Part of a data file
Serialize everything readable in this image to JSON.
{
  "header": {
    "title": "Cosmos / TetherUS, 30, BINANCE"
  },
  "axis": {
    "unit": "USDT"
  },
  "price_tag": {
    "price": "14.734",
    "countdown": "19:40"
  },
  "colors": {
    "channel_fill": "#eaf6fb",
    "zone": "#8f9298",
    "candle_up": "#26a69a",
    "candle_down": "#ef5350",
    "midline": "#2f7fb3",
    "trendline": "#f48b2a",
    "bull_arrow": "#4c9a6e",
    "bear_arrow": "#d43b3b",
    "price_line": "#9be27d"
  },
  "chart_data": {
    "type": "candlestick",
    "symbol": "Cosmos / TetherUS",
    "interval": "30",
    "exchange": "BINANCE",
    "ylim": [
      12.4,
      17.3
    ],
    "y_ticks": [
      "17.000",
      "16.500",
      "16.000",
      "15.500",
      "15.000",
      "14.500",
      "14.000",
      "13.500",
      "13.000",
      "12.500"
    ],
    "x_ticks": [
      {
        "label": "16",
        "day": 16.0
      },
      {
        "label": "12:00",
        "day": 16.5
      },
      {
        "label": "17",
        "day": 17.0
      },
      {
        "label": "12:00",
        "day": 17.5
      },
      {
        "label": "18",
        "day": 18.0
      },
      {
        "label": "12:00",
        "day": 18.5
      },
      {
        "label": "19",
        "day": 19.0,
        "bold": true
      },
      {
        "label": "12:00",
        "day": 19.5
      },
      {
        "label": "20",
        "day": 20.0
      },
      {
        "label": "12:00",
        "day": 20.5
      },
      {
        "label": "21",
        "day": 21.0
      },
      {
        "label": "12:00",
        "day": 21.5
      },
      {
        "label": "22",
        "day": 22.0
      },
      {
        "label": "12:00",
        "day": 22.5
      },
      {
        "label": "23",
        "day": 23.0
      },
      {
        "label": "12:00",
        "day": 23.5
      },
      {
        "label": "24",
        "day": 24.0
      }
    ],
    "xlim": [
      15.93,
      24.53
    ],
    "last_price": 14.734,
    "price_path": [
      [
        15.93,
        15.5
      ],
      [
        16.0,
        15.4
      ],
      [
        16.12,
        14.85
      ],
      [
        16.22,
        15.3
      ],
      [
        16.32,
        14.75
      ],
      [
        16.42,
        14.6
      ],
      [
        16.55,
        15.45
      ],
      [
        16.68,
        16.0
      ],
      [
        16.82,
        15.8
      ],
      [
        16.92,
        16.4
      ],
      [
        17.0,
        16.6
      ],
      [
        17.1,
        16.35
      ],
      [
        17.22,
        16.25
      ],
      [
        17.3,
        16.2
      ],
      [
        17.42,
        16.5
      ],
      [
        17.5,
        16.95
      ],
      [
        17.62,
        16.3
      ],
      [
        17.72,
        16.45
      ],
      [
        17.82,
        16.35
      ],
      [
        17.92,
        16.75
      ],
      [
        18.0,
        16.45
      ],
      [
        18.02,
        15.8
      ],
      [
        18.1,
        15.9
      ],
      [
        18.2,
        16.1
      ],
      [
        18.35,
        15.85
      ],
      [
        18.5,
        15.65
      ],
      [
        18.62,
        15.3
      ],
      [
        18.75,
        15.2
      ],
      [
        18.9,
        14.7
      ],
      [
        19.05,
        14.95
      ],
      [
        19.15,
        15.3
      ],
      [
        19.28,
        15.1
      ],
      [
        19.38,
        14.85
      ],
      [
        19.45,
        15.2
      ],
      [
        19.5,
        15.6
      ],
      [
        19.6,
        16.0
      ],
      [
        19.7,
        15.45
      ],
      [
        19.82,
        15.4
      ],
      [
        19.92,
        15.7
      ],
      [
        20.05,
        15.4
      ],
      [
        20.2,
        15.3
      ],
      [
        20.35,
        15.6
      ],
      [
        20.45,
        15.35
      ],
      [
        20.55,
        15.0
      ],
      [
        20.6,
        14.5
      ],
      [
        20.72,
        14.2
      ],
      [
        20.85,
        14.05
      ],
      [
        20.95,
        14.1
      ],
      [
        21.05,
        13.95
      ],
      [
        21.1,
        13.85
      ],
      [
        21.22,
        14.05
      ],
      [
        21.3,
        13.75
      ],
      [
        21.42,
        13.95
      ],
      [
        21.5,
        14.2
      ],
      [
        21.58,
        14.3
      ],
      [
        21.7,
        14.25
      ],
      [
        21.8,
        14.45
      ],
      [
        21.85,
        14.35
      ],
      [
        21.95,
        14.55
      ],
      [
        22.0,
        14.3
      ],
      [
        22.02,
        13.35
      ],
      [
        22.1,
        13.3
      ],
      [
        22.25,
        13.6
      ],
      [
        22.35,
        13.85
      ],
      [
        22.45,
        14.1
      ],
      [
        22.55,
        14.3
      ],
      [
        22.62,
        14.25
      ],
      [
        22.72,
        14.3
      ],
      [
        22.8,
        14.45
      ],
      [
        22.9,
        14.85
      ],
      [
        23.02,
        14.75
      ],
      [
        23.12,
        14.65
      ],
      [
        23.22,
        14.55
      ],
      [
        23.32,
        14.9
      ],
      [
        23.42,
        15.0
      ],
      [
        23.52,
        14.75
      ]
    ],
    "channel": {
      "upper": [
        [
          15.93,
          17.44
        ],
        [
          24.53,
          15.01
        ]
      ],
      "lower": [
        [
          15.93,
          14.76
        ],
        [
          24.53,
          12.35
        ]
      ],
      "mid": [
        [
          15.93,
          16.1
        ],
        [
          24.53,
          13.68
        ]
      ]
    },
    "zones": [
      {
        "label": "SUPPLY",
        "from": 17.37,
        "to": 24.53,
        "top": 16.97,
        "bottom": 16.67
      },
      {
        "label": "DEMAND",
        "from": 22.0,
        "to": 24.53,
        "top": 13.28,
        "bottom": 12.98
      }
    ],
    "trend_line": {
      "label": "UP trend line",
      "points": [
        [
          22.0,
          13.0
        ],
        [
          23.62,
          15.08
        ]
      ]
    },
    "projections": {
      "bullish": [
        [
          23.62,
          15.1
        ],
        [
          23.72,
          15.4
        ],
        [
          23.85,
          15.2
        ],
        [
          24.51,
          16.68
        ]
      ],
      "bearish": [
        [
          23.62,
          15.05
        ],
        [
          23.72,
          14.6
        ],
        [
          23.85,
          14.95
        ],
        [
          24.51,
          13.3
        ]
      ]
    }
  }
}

▶ **Required work**:
For each line in the data above that contains the string "Cosmos", extract the line.

▶ **Task answer**:
    "title": "Cosmos / TetherUS, 30, BINANCE"
    "symbol": "Cosmos / TetherUS",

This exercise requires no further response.